begin

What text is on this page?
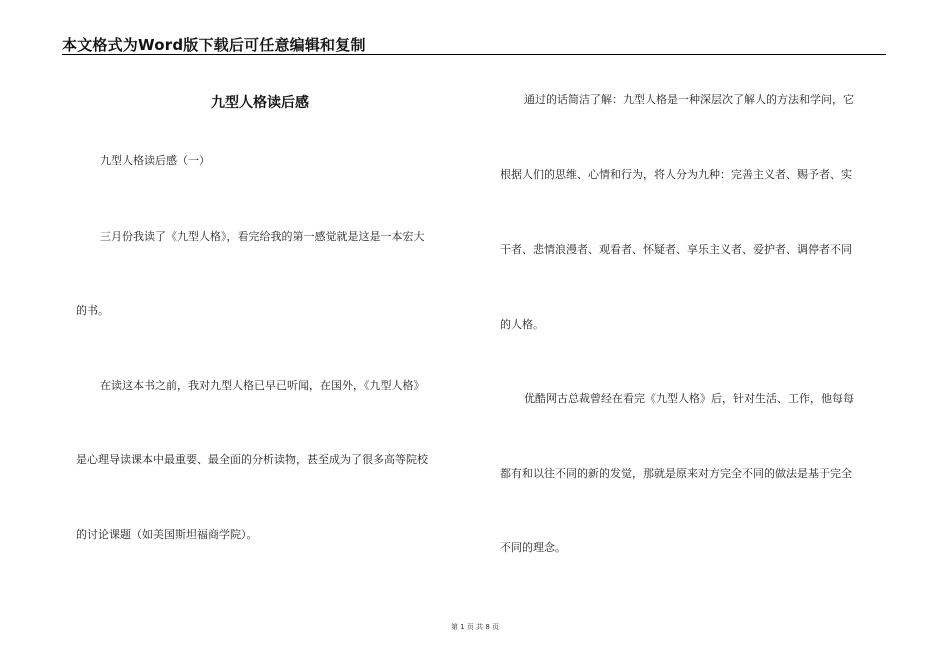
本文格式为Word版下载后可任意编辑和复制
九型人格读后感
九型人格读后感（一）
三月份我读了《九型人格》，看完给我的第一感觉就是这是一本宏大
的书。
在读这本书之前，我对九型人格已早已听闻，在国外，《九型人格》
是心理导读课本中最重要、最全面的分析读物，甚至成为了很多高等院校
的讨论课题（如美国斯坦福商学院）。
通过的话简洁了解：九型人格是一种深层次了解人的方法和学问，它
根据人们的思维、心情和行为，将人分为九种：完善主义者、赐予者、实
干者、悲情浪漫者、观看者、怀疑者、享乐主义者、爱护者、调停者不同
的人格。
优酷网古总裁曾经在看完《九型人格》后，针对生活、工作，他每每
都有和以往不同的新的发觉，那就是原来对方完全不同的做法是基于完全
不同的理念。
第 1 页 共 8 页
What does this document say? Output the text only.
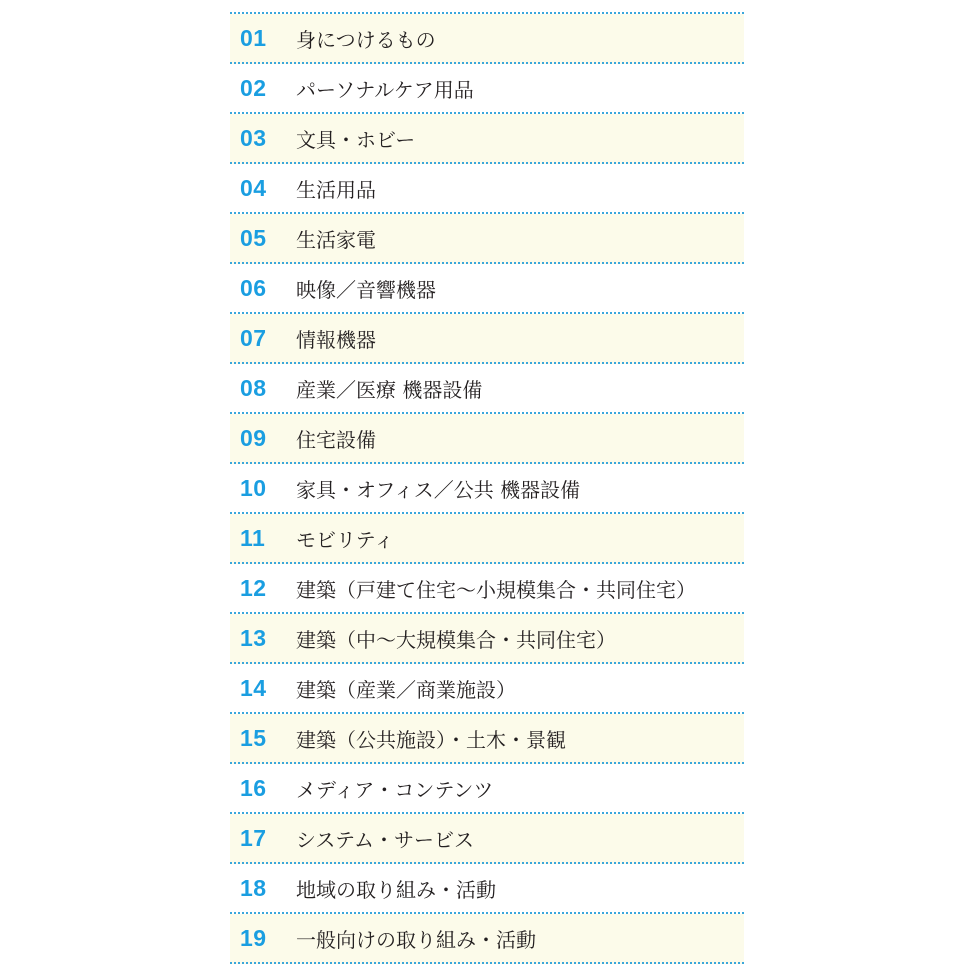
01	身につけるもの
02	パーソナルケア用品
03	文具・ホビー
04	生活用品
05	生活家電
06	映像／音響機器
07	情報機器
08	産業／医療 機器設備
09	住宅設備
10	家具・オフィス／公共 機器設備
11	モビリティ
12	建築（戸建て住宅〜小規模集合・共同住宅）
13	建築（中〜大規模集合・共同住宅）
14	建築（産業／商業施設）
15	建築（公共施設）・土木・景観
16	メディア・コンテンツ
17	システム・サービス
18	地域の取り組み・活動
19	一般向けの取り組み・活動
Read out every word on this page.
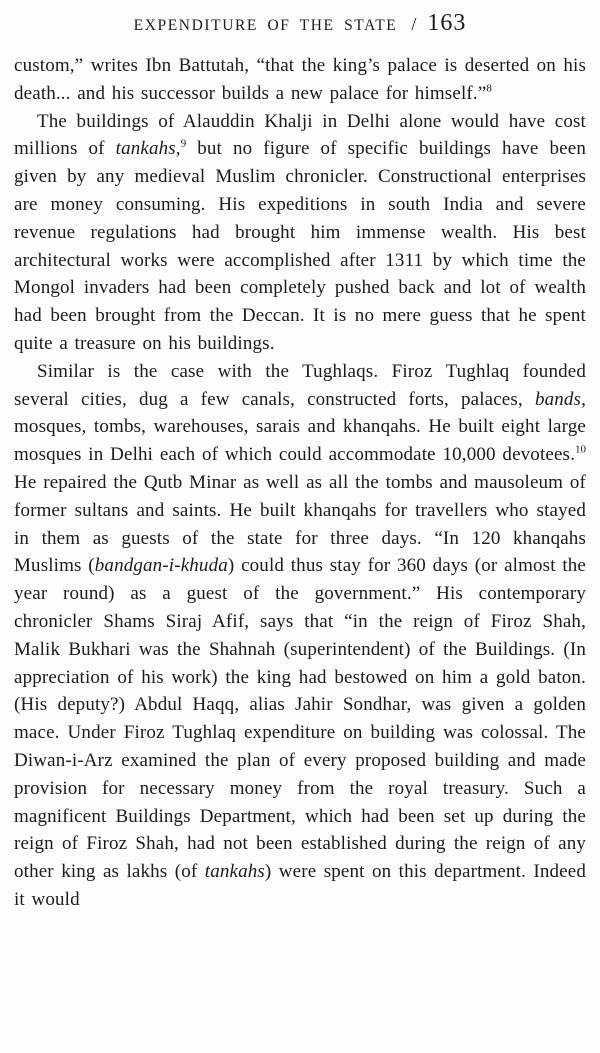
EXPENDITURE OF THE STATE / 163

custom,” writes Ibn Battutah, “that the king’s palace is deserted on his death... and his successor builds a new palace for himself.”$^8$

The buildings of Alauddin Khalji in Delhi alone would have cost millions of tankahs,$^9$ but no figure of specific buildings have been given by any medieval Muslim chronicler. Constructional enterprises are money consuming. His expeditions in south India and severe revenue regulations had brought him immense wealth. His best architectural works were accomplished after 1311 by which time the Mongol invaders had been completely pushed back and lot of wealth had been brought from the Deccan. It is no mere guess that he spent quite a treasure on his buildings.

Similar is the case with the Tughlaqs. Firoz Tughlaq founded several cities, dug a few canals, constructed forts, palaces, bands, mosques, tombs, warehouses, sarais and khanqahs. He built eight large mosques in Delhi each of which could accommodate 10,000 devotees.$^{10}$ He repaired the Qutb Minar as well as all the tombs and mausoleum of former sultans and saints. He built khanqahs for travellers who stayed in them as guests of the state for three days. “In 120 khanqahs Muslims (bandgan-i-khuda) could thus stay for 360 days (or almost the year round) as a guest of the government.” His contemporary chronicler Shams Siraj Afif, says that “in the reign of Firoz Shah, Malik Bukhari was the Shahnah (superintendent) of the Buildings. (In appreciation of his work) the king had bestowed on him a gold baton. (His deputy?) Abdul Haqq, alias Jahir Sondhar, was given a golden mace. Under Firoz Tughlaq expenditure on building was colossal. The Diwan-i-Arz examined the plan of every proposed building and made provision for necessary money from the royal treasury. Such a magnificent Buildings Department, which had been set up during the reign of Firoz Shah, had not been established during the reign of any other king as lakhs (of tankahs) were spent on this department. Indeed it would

end

Excluding the pictures, restate the records above word for word.

*Exercise answer*
What text is on this page?
本文格式为Word版下载后可任意编辑和复制
九型人格读后感
九型人格读后感（一）
三月份我读了《九型人格》，看完给我的第一感觉就是这是一本宏大
的书。
在读这本书之前，我对九型人格已早已听闻，在国外，《九型人格》
是心理导读课本中最重要、最全面的分析读物，甚至成为了很多高等院校
的讨论课题（如美国斯坦福商学院）。
通过的话简洁了解：九型人格是一种深层次了解人的方法和学问，它
根据人们的思维、心情和行为，将人分为九种：完善主义者、赐予者、实
干者、悲情浪漫者、观看者、怀疑者、享乐主义者、爱护者、调停者不同
的人格。
优酷网古总裁曾经在看完《九型人格》后，针对生活、工作，他每每
都有和以往不同的新的发觉，那就是原来对方完全不同的做法是基于完全
不同的理念。
第 1 页 共 8 页
What does this document say? Output the text only.
01	身につけるもの
02	パーソナルケア用品
03	文具・ホビー
04	生活用品
05	生活家電
06	映像／音響機器
07	情報機器
08	産業／医療 機器設備
09	住宅設備
10	家具・オフィス／公共 機器設備
11	モビリティ
12	建築（戸建て住宅〜小規模集合・共同住宅）
13	建築（中〜大規模集合・共同住宅）
14	建築（産業／商業施設）
15	建築（公共施設）・土木・景観
16	メディア・コンテンツ
17	システム・サービス
18	地域の取り組み・活動
19	一般向けの取り組み・活動
Read out every word on this page.
EXPENDITURE OF THE STATE / 163

custom,” writes Ibn Battutah, “that the king’s palace is deserted on his death... and his successor builds a new palace for himself.”$^8$

The buildings of Alauddin Khalji in Delhi alone would have cost millions of tankahs,$^9$ but no figure of specific buildings have been given by any medieval Muslim chronicler. Constructional enterprises are money consuming. His expeditions in south India and severe revenue regulations had brought him immense wealth. His best architectural works were accomplished after 1311 by which time the Mongol invaders had been completely pushed back and lot of wealth had been brought from the Deccan. It is no mere guess that he spent quite a treasure on his buildings.

Similar is the case with the Tughlaqs. Firoz Tughlaq founded several cities, dug a few canals, constructed forts, palaces, bands, mosques, tombs, warehouses, sarais and khanqahs. He built eight large mosques in Delhi each of which could accommodate 10,000 devotees.$^{10}$ He repaired the Qutb Minar as well as all the tombs and mausoleum of former sultans and saints. He built khanqahs for travellers who stayed in them as guests of the state for three days. “In 120 khanqahs Muslims (bandgan-i-khuda) could thus stay for 360 days (or almost the year round) as a guest of the government.” His contemporary chronicler Shams Siraj Afif, says that “in the reign of Firoz Shah, Malik Bukhari was the Shahnah (superintendent) of the Buildings. (In appreciation of his work) the king had bestowed on him a gold baton. (His deputy?) Abdul Haqq, alias Jahir Sondhar, was given a golden mace. Under Firoz Tughlaq expenditure on building was colossal. The Diwan-i-Arz examined the plan of every proposed building and made provision for necessary money from the royal treasury. Such a magnificent Buildings Department, which had been set up during the reign of Firoz Shah, had not been established during the reign of any other king as lakhs (of tankahs) were spent on this department. Indeed it would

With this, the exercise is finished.